• **DESCRIPTION OF THE TASK**: Write out every entry exactly as it appears.
==== MATERIAL FOR THE TASK ====
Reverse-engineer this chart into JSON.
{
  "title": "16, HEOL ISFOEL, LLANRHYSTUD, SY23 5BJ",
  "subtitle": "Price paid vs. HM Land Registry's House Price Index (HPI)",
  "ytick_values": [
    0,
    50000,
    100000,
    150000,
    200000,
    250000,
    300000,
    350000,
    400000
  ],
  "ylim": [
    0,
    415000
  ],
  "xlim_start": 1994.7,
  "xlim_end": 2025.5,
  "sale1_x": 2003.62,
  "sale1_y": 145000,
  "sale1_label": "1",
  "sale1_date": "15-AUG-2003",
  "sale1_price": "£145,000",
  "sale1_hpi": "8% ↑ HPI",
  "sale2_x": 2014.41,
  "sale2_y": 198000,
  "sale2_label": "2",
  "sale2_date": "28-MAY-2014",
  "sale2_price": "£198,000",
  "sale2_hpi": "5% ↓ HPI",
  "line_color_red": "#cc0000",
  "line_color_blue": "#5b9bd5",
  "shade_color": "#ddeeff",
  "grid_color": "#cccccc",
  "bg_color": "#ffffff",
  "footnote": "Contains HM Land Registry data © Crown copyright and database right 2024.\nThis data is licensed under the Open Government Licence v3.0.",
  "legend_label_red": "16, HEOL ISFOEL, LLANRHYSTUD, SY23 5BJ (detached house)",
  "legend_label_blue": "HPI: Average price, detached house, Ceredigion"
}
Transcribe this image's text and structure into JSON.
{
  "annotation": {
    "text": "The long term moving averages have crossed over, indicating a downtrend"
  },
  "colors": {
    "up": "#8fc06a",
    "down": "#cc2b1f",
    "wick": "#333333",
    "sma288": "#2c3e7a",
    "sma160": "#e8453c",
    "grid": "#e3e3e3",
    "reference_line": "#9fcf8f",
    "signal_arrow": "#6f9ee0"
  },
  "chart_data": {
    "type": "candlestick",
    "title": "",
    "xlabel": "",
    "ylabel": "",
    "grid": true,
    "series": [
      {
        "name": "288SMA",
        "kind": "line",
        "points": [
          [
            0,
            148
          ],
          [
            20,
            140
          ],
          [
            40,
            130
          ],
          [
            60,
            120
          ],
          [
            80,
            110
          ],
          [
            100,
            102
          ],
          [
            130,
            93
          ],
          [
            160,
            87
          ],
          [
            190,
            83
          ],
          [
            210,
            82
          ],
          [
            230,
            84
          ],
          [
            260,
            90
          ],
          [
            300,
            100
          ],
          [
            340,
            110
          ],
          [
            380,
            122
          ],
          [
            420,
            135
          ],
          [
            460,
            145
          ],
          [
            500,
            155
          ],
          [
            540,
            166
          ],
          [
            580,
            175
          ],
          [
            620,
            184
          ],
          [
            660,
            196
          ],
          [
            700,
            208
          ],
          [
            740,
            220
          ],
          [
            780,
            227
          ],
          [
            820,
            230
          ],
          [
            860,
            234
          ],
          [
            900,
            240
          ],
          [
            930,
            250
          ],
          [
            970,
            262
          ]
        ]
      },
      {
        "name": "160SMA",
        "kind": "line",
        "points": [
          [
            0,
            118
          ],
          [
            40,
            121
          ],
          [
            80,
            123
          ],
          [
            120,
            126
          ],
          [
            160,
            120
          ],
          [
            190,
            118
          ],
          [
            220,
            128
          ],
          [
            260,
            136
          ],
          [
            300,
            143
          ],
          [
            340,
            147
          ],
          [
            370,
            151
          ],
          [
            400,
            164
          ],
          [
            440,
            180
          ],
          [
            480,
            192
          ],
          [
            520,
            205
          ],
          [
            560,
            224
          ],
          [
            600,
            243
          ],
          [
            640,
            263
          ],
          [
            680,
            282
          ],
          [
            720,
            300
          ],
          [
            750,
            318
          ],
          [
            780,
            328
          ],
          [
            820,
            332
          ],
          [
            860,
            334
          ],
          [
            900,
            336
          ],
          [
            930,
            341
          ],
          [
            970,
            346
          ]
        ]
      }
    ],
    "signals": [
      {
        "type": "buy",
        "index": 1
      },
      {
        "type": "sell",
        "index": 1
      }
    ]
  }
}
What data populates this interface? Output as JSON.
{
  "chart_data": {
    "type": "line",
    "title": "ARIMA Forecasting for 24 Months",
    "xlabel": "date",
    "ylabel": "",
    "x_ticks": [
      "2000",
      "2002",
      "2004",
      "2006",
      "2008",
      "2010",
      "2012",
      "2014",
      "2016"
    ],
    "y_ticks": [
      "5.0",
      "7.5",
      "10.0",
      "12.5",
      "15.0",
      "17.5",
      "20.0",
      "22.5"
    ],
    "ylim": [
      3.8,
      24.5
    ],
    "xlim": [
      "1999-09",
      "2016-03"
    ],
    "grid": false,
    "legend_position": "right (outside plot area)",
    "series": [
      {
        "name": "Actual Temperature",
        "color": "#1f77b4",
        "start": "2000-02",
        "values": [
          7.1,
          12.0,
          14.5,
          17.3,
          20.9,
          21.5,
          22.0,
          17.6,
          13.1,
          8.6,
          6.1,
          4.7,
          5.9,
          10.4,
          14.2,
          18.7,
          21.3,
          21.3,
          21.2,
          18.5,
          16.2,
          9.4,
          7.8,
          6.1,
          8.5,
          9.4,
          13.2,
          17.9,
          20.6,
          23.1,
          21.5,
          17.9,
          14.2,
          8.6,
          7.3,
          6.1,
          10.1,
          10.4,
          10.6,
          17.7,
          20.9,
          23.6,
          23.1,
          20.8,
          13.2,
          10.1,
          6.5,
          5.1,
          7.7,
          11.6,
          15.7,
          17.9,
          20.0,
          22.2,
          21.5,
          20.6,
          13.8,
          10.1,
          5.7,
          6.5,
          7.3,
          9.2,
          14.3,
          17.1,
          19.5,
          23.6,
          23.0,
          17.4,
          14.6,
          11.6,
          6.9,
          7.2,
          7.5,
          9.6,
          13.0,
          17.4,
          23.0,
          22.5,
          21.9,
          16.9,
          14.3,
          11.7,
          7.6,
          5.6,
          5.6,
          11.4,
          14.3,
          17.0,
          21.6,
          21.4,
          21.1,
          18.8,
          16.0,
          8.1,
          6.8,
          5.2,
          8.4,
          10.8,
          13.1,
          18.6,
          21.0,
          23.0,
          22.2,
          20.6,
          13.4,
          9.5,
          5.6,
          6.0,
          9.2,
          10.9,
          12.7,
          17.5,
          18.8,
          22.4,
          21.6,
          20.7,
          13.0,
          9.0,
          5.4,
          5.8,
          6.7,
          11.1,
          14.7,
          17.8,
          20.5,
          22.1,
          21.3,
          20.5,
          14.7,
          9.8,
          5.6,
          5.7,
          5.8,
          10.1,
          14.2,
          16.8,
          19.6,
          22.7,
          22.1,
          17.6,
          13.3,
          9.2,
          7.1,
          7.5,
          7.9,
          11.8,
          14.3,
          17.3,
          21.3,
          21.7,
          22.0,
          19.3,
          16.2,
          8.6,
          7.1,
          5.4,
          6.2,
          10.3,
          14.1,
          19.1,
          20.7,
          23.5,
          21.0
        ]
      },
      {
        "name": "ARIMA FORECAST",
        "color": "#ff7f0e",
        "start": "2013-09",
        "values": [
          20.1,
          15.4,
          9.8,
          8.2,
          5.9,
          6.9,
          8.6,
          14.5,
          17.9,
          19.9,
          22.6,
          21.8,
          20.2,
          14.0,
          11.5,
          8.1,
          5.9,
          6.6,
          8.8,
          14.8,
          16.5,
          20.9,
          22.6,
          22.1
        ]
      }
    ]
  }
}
====
• **ANSWER**:
Reverse-engineer this chart into JSON.
{
  "title": "16, HEOL ISFOEL, LLANRHYSTUD, SY23 5BJ",
  "subtitle": "Price paid vs. HM Land Registry's House Price Index (HPI)",
  "ytick_values": [
    0,
    50000,
    100000,
    150000,
    200000,
    250000,
    300000,
    350000,
    400000
  ],
  "ylim": [
    0,
    415000
  ],
  "xlim_start": 1994.7,
  "xlim_end": 2025.5,
  "sale1_x": 2003.62,
  "sale1_y": 145000,
  "sale1_label": "1",
  "sale1_date": "15-AUG-2003",
  "sale1_price": "£145,000",
  "sale1_hpi": "8% ↑ HPI",
  "sale2_x": 2014.41,
  "sale2_y": 198000,
  "sale2_label": "2",
  "sale2_date": "28-MAY-2014",
  "sale2_price": "£198,000",
  "sale2_hpi": "5% ↓ HPI",
  "line_color_red": "#cc0000",
  "line_color_blue": "#5b9bd5",
  "shade_color": "#ddeeff",
  "grid_color": "#cccccc",
  "bg_color": "#ffffff",
  "footnote": "Contains HM Land Registry data © Crown copyright and database right 2024.\nThis data is licensed under the Open Government Licence v3.0.",
  "legend_label_red": "16, HEOL ISFOEL, LLANRHYSTUD, SY23 5BJ (detached house)",
  "legend_label_blue": "HPI: Average price, detached house, Ceredigion"
}
Transcribe this image's text and structure into JSON.
{
  "annotation": {
    "text": "The long term moving averages have crossed over, indicating a downtrend"
  },
  "colors": {
    "up": "#8fc06a",
    "down": "#cc2b1f",
    "wick": "#333333",
    "sma288": "#2c3e7a",
    "sma160": "#e8453c",
    "grid": "#e3e3e3",
    "reference_line": "#9fcf8f",
    "signal_arrow": "#6f9ee0"
  },
  "chart_data": {
    "type": "candlestick",
    "title": "",
    "xlabel": "",
    "ylabel": "",
    "grid": true,
    "series": [
      {
        "name": "288SMA",
        "kind": "line",
        "points": [
          [
            0,
            148
          ],
          [
            20,
            140
          ],
          [
            40,
            130
          ],
          [
            60,
            120
          ],
          [
            80,
            110
          ],
          [
            100,
            102
          ],
          [
            130,
            93
          ],
          [
            160,
            87
          ],
          [
            190,
            83
          ],
          [
            210,
            82
          ],
          [
            230,
            84
          ],
          [
            260,
            90
          ],
          [
            300,
            100
          ],
          [
            340,
            110
          ],
          [
            380,
            122
          ],
          [
            420,
            135
          ],
          [
            460,
            145
          ],
          [
            500,
            155
          ],
          [
            540,
            166
          ],
          [
            580,
            175
          ],
          [
            620,
            184
          ],
          [
            660,
            196
          ],
          [
            700,
            208
          ],
          [
            740,
            220
          ],
          [
            780,
            227
          ],
          [
            820,
            230
          ],
          [
            860,
            234
          ],
          [
            900,
            240
          ],
          [
            930,
            250
          ],
          [
            970,
            262
          ]
        ]
      },
      {
        "name": "160SMA",
        "kind": "line",
        "points": [
          [
            0,
            118
          ],
          [
            40,
            121
          ],
          [
            80,
            123
          ],
          [
            120,
            126
          ],
          [
            160,
            120
          ],
          [
            190,
            118
          ],
          [
            220,
            128
          ],
          [
            260,
            136
          ],
          [
            300,
            143
          ],
          [
            340,
            147
          ],
          [
            370,
            151
          ],
          [
            400,
            164
          ],
          [
            440,
            180
          ],
          [
            480,
            192
          ],
          [
            520,
            205
          ],
          [
            560,
            224
          ],
          [
            600,
            243
          ],
          [
            640,
            263
          ],
          [
            680,
            282
          ],
          [
            720,
            300
          ],
          [
            750,
            318
          ],
          [
            780,
            328
          ],
          [
            820,
            332
          ],
          [
            860,
            334
          ],
          [
            900,
            336
          ],
          [
            930,
            341
          ],
          [
            970,
            346
          ]
        ]
      }
    ],
    "signals": [
      {
        "type": "buy",
        "index": 1
      },
      {
        "type": "sell",
        "index": 1
      }
    ]
  }
}
What data populates this interface? Output as JSON.
{
  "chart_data": {
    "type": "line",
    "title": "ARIMA Forecasting for 24 Months",
    "xlabel": "date",
    "ylabel": "",
    "x_ticks": [
      "2000",
      "2002",
      "2004",
      "2006",
      "2008",
      "2010",
      "2012",
      "2014",
      "2016"
    ],
    "y_ticks": [
      "5.0",
      "7.5",
      "10.0",
      "12.5",
      "15.0",
      "17.5",
      "20.0",
      "22.5"
    ],
    "ylim": [
      3.8,
      24.5
    ],
    "xlim": [
      "1999-09",
      "2016-03"
    ],
    "grid": false,
    "legend_position": "right (outside plot area)",
    "series": [
      {
        "name": "Actual Temperature",
        "color": "#1f77b4",
        "start": "2000-02",
        "values": [
          7.1,
          12.0,
          14.5,
          17.3,
          20.9,
          21.5,
          22.0,
          17.6,
          13.1,
          8.6,
          6.1,
          4.7,
          5.9,
          10.4,
          14.2,
          18.7,
          21.3,
          21.3,
          21.2,
          18.5,
          16.2,
          9.4,
          7.8,
          6.1,
          8.5,
          9.4,
          13.2,
          17.9,
          20.6,
          23.1,
          21.5,
          17.9,
          14.2,
          8.6,
          7.3,
          6.1,
          10.1,
          10.4,
          10.6,
          17.7,
          20.9,
          23.6,
          23.1,
          20.8,
          13.2,
          10.1,
          6.5,
          5.1,
          7.7,
          11.6,
          15.7,
          17.9,
          20.0,
          22.2,
          21.5,
          20.6,
          13.8,
          10.1,
          5.7,
          6.5,
          7.3,
          9.2,
          14.3,
          17.1,
          19.5,
          23.6,
          23.0,
          17.4,
          14.6,
          11.6,
          6.9,
          7.2,
          7.5,
          9.6,
          13.0,
          17.4,
          23.0,
          22.5,
          21.9,
          16.9,
          14.3,
          11.7,
          7.6,
          5.6,
          5.6,
          11.4,
          14.3,
          17.0,
          21.6,
          21.4,
          21.1,
          18.8,
          16.0,
          8.1,
          6.8,
          5.2,
          8.4,
          10.8,
          13.1,
          18.6,
          21.0,
          23.0,
          22.2,
          20.6,
          13.4,
          9.5,
          5.6,
          6.0,
          9.2,
          10.9,
          12.7,
          17.5,
          18.8,
          22.4,
          21.6,
          20.7,
          13.0,
          9.0,
          5.4,
          5.8,
          6.7,
          11.1,
          14.7,
          17.8,
          20.5,
          22.1,
          21.3,
          20.5,
          14.7,
          9.8,
          5.6,
          5.7,
          5.8,
          10.1,
          14.2,
          16.8,
          19.6,
          22.7,
          22.1,
          17.6,
          13.3,
          9.2,
          7.1,
          7.5,
          7.9,
          11.8,
          14.3,
          17.3,
          21.3,
          21.7,
          22.0,
          19.3,
          16.2,
          8.6,
          7.1,
          5.4,
          6.2,
          10.3,
          14.1,
          19.1,
          20.7,
          23.5,
          21.0
        ]
      },
      {
        "name": "ARIMA FORECAST",
        "color": "#ff7f0e",
        "start": "2013-09",
        "values": [
          20.1,
          15.4,
          9.8,
          8.2,
          5.9,
          6.9,
          8.6,
          14.5,
          17.9,
          19.9,
          22.6,
          21.8,
          20.2,
          14.0,
          11.5,
          8.1,
          5.9,
          6.6,
          8.8,
          14.8,
          16.5,
          20.9,
          22.6,
          22.1
        ]
      }
    ]
  }
}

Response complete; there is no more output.